[Task to carry out]: Copy out all lines that carry the word "text".
-*-
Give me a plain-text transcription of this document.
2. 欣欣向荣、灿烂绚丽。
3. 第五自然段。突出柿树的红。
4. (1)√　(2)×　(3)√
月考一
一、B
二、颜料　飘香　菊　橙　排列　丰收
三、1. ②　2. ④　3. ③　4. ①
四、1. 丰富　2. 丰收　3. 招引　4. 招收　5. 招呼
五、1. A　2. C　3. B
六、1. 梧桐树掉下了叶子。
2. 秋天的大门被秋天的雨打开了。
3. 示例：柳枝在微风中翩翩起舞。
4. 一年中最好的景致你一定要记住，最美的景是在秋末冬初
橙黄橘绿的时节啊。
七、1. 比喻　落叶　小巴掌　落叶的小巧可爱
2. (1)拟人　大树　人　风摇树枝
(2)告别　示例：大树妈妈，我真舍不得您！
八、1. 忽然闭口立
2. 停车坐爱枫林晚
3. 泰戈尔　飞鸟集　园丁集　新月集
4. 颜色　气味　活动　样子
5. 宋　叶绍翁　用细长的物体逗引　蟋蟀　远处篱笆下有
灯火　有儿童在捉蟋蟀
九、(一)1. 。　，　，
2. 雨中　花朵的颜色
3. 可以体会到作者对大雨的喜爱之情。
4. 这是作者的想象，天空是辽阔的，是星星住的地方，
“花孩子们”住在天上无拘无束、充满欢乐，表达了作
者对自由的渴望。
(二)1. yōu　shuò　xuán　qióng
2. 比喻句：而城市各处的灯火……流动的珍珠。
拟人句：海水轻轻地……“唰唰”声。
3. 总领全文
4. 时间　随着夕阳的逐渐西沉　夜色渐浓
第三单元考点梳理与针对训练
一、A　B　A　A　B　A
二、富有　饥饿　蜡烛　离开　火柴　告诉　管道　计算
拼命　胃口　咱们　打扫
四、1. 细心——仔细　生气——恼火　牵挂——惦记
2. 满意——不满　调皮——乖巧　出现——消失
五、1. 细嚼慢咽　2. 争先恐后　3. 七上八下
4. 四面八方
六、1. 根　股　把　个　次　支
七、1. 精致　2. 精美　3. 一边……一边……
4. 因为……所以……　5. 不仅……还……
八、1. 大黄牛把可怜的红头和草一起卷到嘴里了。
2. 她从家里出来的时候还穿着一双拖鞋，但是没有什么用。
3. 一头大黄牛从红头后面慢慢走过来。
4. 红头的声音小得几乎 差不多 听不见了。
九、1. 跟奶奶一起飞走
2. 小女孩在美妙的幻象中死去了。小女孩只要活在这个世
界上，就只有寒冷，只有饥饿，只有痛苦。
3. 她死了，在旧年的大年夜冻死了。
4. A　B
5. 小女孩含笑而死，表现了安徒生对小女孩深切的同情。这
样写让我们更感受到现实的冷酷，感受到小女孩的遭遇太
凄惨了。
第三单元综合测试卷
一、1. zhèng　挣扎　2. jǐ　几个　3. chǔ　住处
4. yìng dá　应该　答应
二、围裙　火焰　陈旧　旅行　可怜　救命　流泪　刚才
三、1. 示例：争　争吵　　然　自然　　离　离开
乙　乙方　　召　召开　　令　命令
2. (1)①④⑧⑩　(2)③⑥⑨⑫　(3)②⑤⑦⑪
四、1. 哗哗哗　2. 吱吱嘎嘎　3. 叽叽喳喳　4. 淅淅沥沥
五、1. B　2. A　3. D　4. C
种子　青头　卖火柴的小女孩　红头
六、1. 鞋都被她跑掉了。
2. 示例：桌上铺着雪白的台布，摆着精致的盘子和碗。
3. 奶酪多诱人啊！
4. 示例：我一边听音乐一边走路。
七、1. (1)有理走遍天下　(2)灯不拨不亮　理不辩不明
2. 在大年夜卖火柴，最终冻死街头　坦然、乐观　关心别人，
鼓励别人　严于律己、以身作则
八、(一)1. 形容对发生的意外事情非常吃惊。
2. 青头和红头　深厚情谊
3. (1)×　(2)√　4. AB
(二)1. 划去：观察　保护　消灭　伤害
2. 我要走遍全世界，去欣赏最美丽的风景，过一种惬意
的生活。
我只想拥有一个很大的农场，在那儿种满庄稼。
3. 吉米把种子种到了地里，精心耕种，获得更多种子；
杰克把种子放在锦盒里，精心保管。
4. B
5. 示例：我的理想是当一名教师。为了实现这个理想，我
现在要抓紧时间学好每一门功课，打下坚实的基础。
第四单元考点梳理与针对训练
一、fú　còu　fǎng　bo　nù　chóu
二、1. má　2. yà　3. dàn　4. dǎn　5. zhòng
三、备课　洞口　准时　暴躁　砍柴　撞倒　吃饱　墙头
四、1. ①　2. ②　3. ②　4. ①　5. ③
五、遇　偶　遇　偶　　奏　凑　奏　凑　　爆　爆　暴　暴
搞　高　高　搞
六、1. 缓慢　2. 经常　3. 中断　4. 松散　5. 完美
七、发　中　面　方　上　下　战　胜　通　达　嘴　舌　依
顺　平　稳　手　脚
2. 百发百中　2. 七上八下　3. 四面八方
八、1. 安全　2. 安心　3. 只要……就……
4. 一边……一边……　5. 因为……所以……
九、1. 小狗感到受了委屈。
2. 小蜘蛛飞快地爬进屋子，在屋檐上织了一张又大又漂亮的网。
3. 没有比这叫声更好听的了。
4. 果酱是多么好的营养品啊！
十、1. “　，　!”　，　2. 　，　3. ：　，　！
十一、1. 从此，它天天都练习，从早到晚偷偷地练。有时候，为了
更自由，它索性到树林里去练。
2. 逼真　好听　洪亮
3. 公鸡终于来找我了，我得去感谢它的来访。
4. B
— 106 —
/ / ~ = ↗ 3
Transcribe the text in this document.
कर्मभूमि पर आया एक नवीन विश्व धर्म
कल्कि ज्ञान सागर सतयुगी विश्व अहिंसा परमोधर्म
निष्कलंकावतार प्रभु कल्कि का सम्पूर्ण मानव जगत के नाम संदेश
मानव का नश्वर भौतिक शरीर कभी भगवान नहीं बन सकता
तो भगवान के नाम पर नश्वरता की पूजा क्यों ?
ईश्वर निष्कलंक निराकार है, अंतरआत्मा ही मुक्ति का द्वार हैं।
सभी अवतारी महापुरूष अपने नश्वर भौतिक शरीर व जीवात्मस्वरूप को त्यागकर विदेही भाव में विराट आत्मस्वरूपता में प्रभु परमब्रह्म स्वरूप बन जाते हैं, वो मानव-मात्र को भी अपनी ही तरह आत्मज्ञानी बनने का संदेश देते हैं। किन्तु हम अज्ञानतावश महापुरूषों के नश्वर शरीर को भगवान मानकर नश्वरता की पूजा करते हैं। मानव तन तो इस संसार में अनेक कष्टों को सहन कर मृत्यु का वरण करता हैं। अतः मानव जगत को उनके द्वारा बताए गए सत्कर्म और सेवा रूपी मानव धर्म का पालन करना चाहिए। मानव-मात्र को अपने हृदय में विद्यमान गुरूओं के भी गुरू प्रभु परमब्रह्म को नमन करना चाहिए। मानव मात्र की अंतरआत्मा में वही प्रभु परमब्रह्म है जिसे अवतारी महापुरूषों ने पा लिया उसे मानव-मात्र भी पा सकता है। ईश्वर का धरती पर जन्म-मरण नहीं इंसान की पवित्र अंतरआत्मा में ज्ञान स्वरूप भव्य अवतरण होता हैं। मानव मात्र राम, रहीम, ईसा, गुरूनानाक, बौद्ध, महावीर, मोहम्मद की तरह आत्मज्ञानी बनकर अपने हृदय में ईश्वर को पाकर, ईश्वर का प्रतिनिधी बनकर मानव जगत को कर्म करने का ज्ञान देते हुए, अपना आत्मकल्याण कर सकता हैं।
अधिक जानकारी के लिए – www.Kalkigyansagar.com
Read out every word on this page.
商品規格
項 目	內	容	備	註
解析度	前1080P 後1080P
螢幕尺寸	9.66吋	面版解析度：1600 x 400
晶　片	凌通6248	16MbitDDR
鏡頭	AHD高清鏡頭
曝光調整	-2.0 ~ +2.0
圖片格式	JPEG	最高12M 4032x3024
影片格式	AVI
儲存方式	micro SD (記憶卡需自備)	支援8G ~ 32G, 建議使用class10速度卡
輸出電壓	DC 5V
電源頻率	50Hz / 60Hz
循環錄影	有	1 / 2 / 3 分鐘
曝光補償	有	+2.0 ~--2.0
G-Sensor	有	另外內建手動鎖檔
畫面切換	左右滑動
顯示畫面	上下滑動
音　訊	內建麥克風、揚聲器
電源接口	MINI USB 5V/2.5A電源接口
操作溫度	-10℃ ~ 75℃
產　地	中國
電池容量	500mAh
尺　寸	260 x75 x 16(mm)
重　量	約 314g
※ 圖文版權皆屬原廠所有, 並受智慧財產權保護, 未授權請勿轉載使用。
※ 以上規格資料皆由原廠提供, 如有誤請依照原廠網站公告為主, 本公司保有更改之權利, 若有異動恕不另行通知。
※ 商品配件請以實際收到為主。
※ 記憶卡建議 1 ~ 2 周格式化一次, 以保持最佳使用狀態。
-*-
[Reply]:
Give me a plain-text transcription of this document.
Transcribe the text in this document.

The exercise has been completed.